◆ Task statement ◆
Identify the lines that contain the word "preind" and copy each one.

-- BEGIN Data for processing --

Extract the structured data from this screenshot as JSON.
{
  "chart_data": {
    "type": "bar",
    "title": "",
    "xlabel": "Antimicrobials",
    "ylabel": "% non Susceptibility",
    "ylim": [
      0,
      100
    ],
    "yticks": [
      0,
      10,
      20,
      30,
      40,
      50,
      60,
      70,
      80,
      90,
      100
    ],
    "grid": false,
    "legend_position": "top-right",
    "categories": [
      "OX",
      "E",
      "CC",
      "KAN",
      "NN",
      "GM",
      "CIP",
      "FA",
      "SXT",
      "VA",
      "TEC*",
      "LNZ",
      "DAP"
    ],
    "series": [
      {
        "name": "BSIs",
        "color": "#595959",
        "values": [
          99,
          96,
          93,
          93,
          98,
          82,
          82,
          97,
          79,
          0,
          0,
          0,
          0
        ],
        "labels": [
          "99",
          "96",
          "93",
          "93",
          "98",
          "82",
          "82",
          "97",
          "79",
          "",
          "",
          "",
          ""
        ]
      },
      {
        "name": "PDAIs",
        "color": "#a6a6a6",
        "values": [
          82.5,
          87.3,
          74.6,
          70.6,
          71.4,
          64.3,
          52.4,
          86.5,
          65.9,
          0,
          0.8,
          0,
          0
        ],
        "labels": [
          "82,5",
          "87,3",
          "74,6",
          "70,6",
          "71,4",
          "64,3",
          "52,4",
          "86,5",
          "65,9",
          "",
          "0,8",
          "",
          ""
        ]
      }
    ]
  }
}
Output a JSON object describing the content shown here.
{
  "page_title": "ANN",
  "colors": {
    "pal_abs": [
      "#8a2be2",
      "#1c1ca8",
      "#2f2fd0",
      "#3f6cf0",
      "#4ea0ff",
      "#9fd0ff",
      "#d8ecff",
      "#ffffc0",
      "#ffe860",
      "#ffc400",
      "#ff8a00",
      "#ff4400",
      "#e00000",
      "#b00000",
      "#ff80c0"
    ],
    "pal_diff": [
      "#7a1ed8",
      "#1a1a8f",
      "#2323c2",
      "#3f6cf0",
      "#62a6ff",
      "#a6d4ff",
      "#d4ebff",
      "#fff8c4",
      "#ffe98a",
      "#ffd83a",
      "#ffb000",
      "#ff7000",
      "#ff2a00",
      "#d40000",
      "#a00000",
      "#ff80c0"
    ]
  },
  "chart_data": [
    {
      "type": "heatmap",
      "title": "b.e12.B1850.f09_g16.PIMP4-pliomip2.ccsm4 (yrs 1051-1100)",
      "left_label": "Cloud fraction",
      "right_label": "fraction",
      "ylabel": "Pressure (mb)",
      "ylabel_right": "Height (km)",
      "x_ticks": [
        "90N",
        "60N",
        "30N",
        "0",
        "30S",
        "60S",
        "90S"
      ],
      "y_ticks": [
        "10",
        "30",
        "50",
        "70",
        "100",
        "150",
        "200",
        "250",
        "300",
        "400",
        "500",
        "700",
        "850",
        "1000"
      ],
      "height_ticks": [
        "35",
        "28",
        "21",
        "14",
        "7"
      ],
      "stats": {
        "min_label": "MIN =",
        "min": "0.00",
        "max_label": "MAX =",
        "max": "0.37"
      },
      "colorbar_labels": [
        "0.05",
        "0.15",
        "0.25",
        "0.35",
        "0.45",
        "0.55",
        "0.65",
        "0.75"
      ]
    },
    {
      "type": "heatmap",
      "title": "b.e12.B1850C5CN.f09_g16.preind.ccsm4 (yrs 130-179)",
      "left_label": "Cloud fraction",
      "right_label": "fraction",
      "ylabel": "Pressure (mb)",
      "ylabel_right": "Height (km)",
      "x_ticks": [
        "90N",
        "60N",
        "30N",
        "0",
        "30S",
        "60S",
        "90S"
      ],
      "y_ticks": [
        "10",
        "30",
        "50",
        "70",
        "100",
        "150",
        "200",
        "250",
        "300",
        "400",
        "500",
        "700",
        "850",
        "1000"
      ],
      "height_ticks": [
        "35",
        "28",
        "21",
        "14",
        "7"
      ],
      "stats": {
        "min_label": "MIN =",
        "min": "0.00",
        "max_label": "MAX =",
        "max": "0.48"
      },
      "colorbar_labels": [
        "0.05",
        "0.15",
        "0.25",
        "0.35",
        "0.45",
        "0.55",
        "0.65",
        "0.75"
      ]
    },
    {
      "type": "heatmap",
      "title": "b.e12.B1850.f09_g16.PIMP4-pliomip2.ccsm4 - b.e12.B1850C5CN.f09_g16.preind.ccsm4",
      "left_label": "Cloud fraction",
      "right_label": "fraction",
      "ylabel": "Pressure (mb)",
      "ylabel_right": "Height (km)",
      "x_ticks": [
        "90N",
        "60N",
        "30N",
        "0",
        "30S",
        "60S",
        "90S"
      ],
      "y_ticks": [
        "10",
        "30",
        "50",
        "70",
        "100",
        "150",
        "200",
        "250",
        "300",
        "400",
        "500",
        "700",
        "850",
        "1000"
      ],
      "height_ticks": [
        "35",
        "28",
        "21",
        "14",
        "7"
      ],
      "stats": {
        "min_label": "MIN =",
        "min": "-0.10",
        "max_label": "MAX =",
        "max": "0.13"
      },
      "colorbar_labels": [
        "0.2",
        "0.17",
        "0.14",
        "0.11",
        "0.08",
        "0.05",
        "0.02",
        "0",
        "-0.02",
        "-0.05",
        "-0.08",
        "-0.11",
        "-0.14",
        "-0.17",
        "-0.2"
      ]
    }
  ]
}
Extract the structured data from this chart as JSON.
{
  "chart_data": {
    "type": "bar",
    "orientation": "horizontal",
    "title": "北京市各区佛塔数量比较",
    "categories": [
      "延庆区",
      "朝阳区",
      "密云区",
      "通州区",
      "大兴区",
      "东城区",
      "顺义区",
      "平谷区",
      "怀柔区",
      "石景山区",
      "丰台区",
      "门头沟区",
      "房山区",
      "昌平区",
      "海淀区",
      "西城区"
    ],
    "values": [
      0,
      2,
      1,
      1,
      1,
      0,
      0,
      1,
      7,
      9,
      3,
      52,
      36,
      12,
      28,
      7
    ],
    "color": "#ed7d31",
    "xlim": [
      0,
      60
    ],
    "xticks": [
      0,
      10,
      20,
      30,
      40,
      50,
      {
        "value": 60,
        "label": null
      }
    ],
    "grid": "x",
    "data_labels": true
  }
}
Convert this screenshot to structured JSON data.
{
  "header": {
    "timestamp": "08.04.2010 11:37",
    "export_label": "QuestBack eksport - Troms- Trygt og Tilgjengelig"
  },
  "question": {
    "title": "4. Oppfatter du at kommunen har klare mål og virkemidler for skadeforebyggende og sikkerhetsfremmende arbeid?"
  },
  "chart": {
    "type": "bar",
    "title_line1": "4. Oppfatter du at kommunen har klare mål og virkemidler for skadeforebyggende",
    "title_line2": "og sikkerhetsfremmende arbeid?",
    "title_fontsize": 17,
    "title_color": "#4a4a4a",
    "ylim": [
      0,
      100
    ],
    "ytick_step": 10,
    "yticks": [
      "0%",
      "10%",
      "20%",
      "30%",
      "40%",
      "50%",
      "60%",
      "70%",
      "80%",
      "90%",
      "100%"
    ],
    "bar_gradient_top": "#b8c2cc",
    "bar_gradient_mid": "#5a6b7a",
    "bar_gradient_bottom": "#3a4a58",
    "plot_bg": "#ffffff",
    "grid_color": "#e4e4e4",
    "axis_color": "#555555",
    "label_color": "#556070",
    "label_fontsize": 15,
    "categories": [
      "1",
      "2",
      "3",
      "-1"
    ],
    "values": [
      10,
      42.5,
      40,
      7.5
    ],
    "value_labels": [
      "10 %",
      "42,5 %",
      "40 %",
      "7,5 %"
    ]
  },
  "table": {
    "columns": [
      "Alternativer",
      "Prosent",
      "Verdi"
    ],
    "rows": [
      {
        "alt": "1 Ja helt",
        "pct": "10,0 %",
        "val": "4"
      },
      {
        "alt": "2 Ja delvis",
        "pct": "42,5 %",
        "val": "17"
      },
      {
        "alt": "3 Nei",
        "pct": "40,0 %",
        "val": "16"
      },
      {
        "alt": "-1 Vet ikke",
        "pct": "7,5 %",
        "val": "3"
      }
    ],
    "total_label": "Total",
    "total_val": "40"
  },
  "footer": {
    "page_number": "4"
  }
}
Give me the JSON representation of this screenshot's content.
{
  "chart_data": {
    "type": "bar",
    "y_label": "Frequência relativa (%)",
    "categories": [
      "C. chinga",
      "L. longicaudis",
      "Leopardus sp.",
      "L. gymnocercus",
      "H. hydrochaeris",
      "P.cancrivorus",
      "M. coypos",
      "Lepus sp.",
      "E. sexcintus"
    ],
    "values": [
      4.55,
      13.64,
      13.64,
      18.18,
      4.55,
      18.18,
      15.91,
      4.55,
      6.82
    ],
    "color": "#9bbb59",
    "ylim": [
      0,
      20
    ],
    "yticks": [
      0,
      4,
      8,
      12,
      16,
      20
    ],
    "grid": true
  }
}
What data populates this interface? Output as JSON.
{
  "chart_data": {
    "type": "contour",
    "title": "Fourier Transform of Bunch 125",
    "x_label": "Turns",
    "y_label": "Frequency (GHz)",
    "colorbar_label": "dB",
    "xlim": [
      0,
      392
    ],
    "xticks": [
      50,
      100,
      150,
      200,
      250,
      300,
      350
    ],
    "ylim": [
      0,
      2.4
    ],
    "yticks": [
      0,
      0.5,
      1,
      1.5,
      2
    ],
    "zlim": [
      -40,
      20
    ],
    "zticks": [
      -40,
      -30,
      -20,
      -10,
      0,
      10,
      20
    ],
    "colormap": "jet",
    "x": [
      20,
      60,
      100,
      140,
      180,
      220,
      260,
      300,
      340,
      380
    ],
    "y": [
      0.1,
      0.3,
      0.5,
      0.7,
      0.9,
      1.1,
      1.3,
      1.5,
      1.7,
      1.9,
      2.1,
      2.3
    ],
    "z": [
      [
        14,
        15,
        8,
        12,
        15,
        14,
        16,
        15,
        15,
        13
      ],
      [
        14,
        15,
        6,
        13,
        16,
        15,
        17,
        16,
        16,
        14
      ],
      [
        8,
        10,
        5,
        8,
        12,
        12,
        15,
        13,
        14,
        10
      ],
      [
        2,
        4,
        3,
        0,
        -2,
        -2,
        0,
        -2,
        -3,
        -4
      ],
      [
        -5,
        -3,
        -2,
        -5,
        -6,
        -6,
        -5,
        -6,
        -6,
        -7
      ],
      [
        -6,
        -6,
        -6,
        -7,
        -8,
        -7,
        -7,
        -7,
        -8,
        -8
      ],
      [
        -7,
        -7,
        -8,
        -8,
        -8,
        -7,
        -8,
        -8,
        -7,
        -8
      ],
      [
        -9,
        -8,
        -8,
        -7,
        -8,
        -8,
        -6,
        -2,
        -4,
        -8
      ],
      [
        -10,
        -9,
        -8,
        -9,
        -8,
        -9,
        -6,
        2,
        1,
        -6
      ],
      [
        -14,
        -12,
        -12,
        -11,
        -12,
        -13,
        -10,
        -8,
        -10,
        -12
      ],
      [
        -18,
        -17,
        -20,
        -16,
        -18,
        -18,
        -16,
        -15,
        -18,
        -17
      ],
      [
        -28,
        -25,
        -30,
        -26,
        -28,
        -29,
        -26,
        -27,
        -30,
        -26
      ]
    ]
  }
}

-- END Data for processing --

◆ Exercise solution ◆
      "title": "b.e12.B1850C5CN.f09_g16.preind.ccsm4 (yrs 130-179)",
      "title": "b.e12.B1850.f09_g16.PIMP4-pliomip2.ccsm4 - b.e12.B1850C5CN.f09_g16.preind.ccsm4",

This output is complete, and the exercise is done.